- _Data entries_
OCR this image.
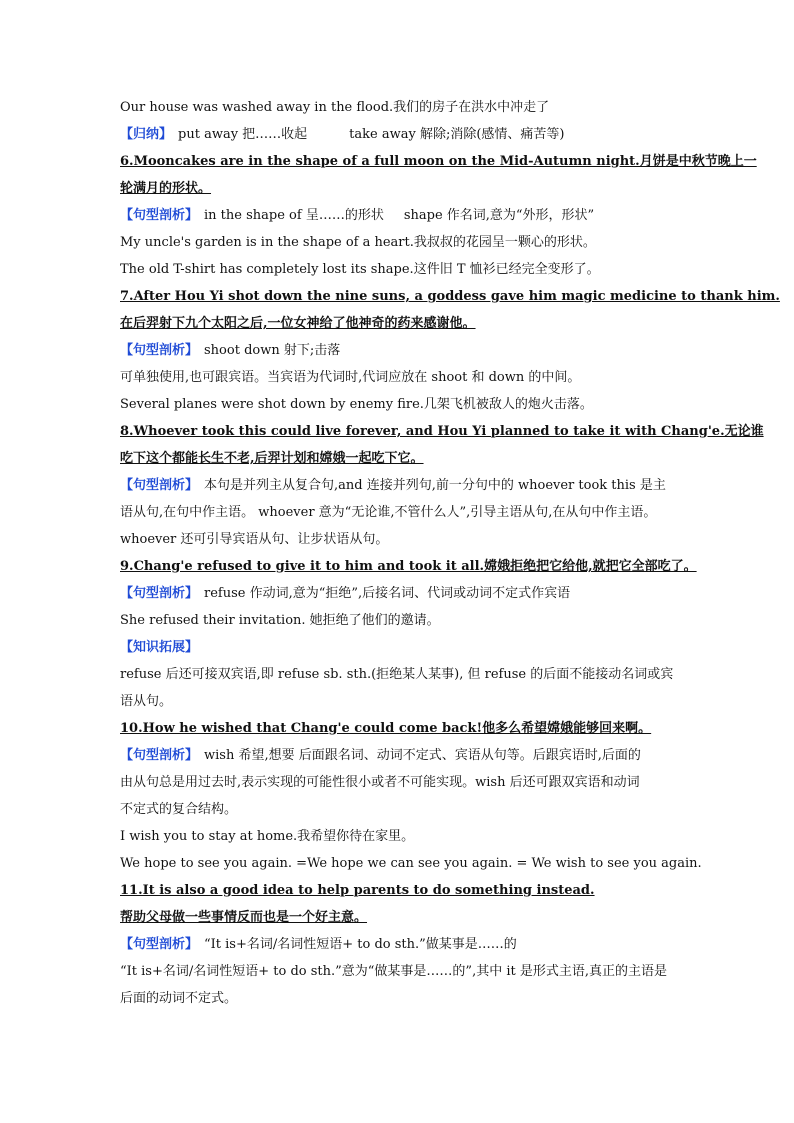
Our house was washed away in the flood.我们的房子在洪水中冲走了
【归纳】 put away 把……收起	take away 解除;消除(感情、痛苦等)
6.Mooncakes are in the shape of a full moon on the Mid-Autumn night.月饼是中秋节晚上一
轮满月的形状。
【句型剖析】 in the shape of 呈……的形状 shape 作名词,意为“外形，形状”
My uncle's garden is in the shape of a heart.我叔叔的花园呈一颗心的形状。
The old T-shirt has completely lost its shape.这件旧 T 恤衫已经完全变形了。
7.After Hou Yi shot down the nine suns, a goddess gave him magic medicine to thank him.
在后羿射下九个太阳之后,一位女神给了他神奇的药来感谢他。
【句型剖析】 shoot down 射下;击落
可单独使用,也可跟宾语。当宾语为代词时,代词应放在 shoot 和 down 的中间。
Several planes were shot down by enemy fire.几架飞机被敌人的炮火击落。
8.Whoever took this could live forever, and Hou Yi planned to take it with Chang'e.无论谁
吃下这个都能长生不老,后羿计划和嫦娥一起吃下它。
【句型剖析】 本句是并列主从复合句,and 连接并列句,前一分句中的 whoever took this 是主
语从句,在句中作主语。 whoever 意为“无论谁,不管什么人”,引导主语从句,在从句中作主语。
whoever 还可引导宾语从句、让步状语从句。
9.Chang'e refused to give it to him and took it all.嫦娥拒绝把它给他,就把它全部吃了。
【句型剖析】 refuse 作动词,意为“拒绝”,后接名词、代词或动词不定式作宾语
She refused their invitation. 她拒绝了他们的邀请。
【知识拓展】
refuse 后还可接双宾语,即 refuse sb. sth.(拒绝某人某事), 但 refuse 的后面不能接动名词或宾
语从句。
10.How he wished that Chang'e could come back!他多么希望嫦娥能够回来啊。
【句型剖析】 wish 希望,想要 后面跟名词、动词不定式、宾语从句等。后跟宾语时,后面的
由从句总是用过去时,表示实现的可能性很小或者不可能实现。wish 后还可跟双宾语和动词
不定式的复合结构。
I wish you to stay at home.我希望你待在家里。
We hope to see you again. =We hope we can see you again. = We wish to see you again.
11.It is also a good idea to help parents to do something instead.
帮助父母做一些事情反而也是一个好主意。
【句型剖析】 “It is+名词/名词性短语+ to do sth.”做某事是……的
“It is+名词/名词性短语+ to do sth.”意为“做某事是……的”,其中 it 是形式主语,真正的主语是
后面的动词不定式。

- _Work instructions_
Transcribe the listing in full. Omit the pictures and keep every line exact.

- _Answer to the task_
OCR this image.
Our house was washed away in the flood.我们的房子在洪水中冲走了
【归纳】 put away 把……收起	take away 解除;消除(感情、痛苦等)
6.Mooncakes are in the shape of a full moon on the Mid-Autumn night.月饼是中秋节晚上一
轮满月的形状。
【句型剖析】 in the shape of 呈……的形状 shape 作名词,意为“外形，形状”
My uncle's garden is in the shape of a heart.我叔叔的花园呈一颗心的形状。
The old T-shirt has completely lost its shape.这件旧 T 恤衫已经完全变形了。
7.After Hou Yi shot down the nine suns, a goddess gave him magic medicine to thank him.
在后羿射下九个太阳之后,一位女神给了他神奇的药来感谢他。
【句型剖析】 shoot down 射下;击落
可单独使用,也可跟宾语。当宾语为代词时,代词应放在 shoot 和 down 的中间。
Several planes were shot down by enemy fire.几架飞机被敌人的炮火击落。
8.Whoever took this could live forever, and Hou Yi planned to take it with Chang'e.无论谁
吃下这个都能长生不老,后羿计划和嫦娥一起吃下它。
【句型剖析】 本句是并列主从复合句,and 连接并列句,前一分句中的 whoever took this 是主
语从句,在句中作主语。 whoever 意为“无论谁,不管什么人”,引导主语从句,在从句中作主语。
whoever 还可引导宾语从句、让步状语从句。
9.Chang'e refused to give it to him and took it all.嫦娥拒绝把它给他,就把它全部吃了。
【句型剖析】 refuse 作动词,意为“拒绝”,后接名词、代词或动词不定式作宾语
She refused their invitation. 她拒绝了他们的邀请。
【知识拓展】
refuse 后还可接双宾语,即 refuse sb. sth.(拒绝某人某事), 但 refuse 的后面不能接动名词或宾
语从句。
10.How he wished that Chang'e could come back!他多么希望嫦娥能够回来啊。
【句型剖析】 wish 希望,想要 后面跟名词、动词不定式、宾语从句等。后跟宾语时,后面的
由从句总是用过去时,表示实现的可能性很小或者不可能实现。wish 后还可跟双宾语和动词
不定式的复合结构。
I wish you to stay at home.我希望你待在家里。
We hope to see you again. =We hope we can see you again. = We wish to see you again.
11.It is also a good idea to help parents to do something instead.
帮助父母做一些事情反而也是一个好主意。
【句型剖析】 “It is+名词/名词性短语+ to do sth.”做某事是……的
“It is+名词/名词性短语+ to do sth.”意为“做某事是……的”,其中 it 是形式主语,真正的主语是
后面的动词不定式。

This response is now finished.